§ TASK: Write out the whole listing, matching it exactly.

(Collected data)
* Start *

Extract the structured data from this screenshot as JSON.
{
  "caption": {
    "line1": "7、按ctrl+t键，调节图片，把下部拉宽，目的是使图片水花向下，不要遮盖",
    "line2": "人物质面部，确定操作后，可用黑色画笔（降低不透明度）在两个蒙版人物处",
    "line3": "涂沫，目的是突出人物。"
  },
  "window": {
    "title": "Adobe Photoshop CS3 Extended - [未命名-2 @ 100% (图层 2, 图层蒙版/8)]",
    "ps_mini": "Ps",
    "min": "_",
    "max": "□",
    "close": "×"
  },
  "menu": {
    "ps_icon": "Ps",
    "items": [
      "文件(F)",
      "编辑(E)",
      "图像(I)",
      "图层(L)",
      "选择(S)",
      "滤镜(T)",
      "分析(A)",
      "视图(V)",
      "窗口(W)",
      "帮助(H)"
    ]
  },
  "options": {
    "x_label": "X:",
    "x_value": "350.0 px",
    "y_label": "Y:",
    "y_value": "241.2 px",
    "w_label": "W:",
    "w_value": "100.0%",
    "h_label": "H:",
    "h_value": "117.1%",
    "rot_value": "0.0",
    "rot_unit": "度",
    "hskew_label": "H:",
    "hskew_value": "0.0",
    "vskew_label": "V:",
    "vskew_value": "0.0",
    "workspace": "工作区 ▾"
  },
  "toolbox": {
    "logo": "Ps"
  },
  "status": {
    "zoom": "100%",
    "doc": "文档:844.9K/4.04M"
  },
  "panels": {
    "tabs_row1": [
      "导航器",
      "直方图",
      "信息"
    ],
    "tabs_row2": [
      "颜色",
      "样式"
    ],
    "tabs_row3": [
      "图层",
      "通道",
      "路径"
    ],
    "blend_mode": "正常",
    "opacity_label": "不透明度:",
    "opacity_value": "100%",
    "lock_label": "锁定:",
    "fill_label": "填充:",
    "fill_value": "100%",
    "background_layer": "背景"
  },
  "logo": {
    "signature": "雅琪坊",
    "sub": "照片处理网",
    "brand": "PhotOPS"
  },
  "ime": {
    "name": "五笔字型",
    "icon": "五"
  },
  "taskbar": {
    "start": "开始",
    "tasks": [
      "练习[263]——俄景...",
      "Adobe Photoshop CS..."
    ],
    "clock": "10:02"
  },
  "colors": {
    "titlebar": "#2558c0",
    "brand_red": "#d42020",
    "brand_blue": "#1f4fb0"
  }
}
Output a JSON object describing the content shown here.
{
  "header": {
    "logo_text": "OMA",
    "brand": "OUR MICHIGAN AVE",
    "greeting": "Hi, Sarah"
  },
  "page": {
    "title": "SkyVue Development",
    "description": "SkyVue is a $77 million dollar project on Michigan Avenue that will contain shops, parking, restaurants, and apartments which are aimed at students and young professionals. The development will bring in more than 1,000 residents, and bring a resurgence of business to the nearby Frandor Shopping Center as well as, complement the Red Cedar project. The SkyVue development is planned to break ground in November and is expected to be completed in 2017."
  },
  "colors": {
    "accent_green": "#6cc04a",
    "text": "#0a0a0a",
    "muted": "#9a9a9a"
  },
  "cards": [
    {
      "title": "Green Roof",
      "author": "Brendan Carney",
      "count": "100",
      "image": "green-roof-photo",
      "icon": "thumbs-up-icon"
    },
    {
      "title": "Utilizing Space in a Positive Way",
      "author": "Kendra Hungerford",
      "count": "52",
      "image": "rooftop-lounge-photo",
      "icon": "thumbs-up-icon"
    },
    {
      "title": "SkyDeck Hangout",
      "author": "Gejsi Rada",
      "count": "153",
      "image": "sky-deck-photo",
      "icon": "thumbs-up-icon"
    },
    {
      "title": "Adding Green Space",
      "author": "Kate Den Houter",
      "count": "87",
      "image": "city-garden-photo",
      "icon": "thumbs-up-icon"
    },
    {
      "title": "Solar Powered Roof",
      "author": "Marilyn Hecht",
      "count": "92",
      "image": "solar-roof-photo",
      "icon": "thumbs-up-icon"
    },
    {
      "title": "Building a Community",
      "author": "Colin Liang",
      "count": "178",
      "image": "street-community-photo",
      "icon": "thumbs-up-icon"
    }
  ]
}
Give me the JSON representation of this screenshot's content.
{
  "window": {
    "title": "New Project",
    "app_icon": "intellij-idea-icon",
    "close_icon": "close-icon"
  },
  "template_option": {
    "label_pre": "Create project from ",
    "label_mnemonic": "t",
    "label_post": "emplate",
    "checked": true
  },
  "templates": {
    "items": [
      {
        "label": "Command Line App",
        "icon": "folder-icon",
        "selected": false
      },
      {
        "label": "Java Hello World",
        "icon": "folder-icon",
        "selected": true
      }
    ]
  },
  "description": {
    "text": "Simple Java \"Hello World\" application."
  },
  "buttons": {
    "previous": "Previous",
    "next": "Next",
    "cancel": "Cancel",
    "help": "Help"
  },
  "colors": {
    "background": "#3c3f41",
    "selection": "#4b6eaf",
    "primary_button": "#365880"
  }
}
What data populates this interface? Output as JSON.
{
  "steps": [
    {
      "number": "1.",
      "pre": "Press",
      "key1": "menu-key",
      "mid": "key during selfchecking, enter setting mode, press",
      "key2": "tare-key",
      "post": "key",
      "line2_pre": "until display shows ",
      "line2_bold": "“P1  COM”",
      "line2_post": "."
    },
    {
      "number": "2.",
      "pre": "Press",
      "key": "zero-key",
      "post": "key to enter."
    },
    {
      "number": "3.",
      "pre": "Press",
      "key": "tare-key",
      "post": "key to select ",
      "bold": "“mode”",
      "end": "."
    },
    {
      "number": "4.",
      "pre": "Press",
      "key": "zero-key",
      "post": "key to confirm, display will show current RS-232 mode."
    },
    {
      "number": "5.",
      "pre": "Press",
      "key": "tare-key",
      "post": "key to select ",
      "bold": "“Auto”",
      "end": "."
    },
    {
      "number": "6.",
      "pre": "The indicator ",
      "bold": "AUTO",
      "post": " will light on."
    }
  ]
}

* End *

§ EXERCISE RESULT:
Extract the structured data from this screenshot as JSON.
{
  "caption": {
    "line1": "7、按ctrl+t键，调节图片，把下部拉宽，目的是使图片水花向下，不要遮盖",
    "line2": "人物质面部，确定操作后，可用黑色画笔（降低不透明度）在两个蒙版人物处",
    "line3": "涂沫，目的是突出人物。"
  },
  "window": {
    "title": "Adobe Photoshop CS3 Extended - [未命名-2 @ 100% (图层 2, 图层蒙版/8)]",
    "ps_mini": "Ps",
    "min": "_",
    "max": "□",
    "close": "×"
  },
  "menu": {
    "ps_icon": "Ps",
    "items": [
      "文件(F)",
      "编辑(E)",
      "图像(I)",
      "图层(L)",
      "选择(S)",
      "滤镜(T)",
      "分析(A)",
      "视图(V)",
      "窗口(W)",
      "帮助(H)"
    ]
  },
  "options": {
    "x_label": "X:",
    "x_value": "350.0 px",
    "y_label": "Y:",
    "y_value": "241.2 px",
    "w_label": "W:",
    "w_value": "100.0%",
    "h_label": "H:",
    "h_value": "117.1%",
    "rot_value": "0.0",
    "rot_unit": "度",
    "hskew_label": "H:",
    "hskew_value": "0.0",
    "vskew_label": "V:",
    "vskew_value": "0.0",
    "workspace": "工作区 ▾"
  },
  "toolbox": {
    "logo": "Ps"
  },
  "status": {
    "zoom": "100%",
    "doc": "文档:844.9K/4.04M"
  },
  "panels": {
    "tabs_row1": [
      "导航器",
      "直方图",
      "信息"
    ],
    "tabs_row2": [
      "颜色",
      "样式"
    ],
    "tabs_row3": [
      "图层",
      "通道",
      "路径"
    ],
    "blend_mode": "正常",
    "opacity_label": "不透明度:",
    "opacity_value": "100%",
    "lock_label": "锁定:",
    "fill_label": "填充:",
    "fill_value": "100%",
    "background_layer": "背景"
  },
  "logo": {
    "signature": "雅琪坊",
    "sub": "照片处理网",
    "brand": "PhotOPS"
  },
  "ime": {
    "name": "五笔字型",
    "icon": "五"
  },
  "taskbar": {
    "start": "开始",
    "tasks": [
      "练习[263]——俄景...",
      "Adobe Photoshop CS..."
    ],
    "clock": "10:02"
  },
  "colors": {
    "titlebar": "#2558c0",
    "brand_red": "#d42020",
    "brand_blue": "#1f4fb0"
  }
}
Output a JSON object describing the content shown here.
{
  "header": {
    "logo_text": "OMA",
    "brand": "OUR MICHIGAN AVE",
    "greeting": "Hi, Sarah"
  },
  "page": {
    "title": "SkyVue Development",
    "description": "SkyVue is a $77 million dollar project on Michigan Avenue that will contain shops, parking, restaurants, and apartments which are aimed at students and young professionals. The development will bring in more than 1,000 residents, and bring a resurgence of business to the nearby Frandor Shopping Center as well as, complement the Red Cedar project. The SkyVue development is planned to break ground in November and is expected to be completed in 2017."
  },
  "colors": {
    "accent_green": "#6cc04a",
    "text": "#0a0a0a",
    "muted": "#9a9a9a"
  },
  "cards": [
    {
      "title": "Green Roof",
      "author": "Brendan Carney",
      "count": "100",
      "image": "green-roof-photo",
      "icon": "thumbs-up-icon"
    },
    {
      "title": "Utilizing Space in a Positive Way",
      "author": "Kendra Hungerford",
      "count": "52",
      "image": "rooftop-lounge-photo",
      "icon": "thumbs-up-icon"
    },
    {
      "title": "SkyDeck Hangout",
      "author": "Gejsi Rada",
      "count": "153",
      "image": "sky-deck-photo",
      "icon": "thumbs-up-icon"
    },
    {
      "title": "Adding Green Space",
      "author": "Kate Den Houter",
      "count": "87",
      "image": "city-garden-photo",
      "icon": "thumbs-up-icon"
    },
    {
      "title": "Solar Powered Roof",
      "author": "Marilyn Hecht",
      "count": "92",
      "image": "solar-roof-photo",
      "icon": "thumbs-up-icon"
    },
    {
      "title": "Building a Community",
      "author": "Colin Liang",
      "count": "178",
      "image": "street-community-photo",
      "icon": "thumbs-up-icon"
    }
  ]
}
Give me the JSON representation of this screenshot's content.
{
  "window": {
    "title": "New Project",
    "app_icon": "intellij-idea-icon",
    "close_icon": "close-icon"
  },
  "template_option": {
    "label_pre": "Create project from ",
    "label_mnemonic": "t",
    "label_post": "emplate",
    "checked": true
  },
  "templates": {
    "items": [
      {
        "label": "Command Line App",
        "icon": "folder-icon",
        "selected": false
      },
      {
        "label": "Java Hello World",
        "icon": "folder-icon",
        "selected": true
      }
    ]
  },
  "description": {
    "text": "Simple Java \"Hello World\" application."
  },
  "buttons": {
    "previous": "Previous",
    "next": "Next",
    "cancel": "Cancel",
    "help": "Help"
  },
  "colors": {
    "background": "#3c3f41",
    "selection": "#4b6eaf",
    "primary_button": "#365880"
  }
}
What data populates this interface? Output as JSON.
{
  "steps": [
    {
      "number": "1.",
      "pre": "Press",
      "key1": "menu-key",
      "mid": "key during selfchecking, enter setting mode, press",
      "key2": "tare-key",
      "post": "key",
      "line2_pre": "until display shows ",
      "line2_bold": "“P1  COM”",
      "line2_post": "."
    },
    {
      "number": "2.",
      "pre": "Press",
      "key": "zero-key",
      "post": "key to enter."
    },
    {
      "number": "3.",
      "pre": "Press",
      "key": "tare-key",
      "post": "key to select ",
      "bold": "“mode”",
      "end": "."
    },
    {
      "number": "4.",
      "pre": "Press",
      "key": "zero-key",
      "post": "key to confirm, display will show current RS-232 mode."
    },
    {
      "number": "5.",
      "pre": "Press",
      "key": "tare-key",
      "post": "key to select ",
      "bold": "“Auto”",
      "end": "."
    },
    {
      "number": "6.",
      "pre": "The indicator ",
      "bold": "AUTO",
      "post": " will light on."
    }
  ]
}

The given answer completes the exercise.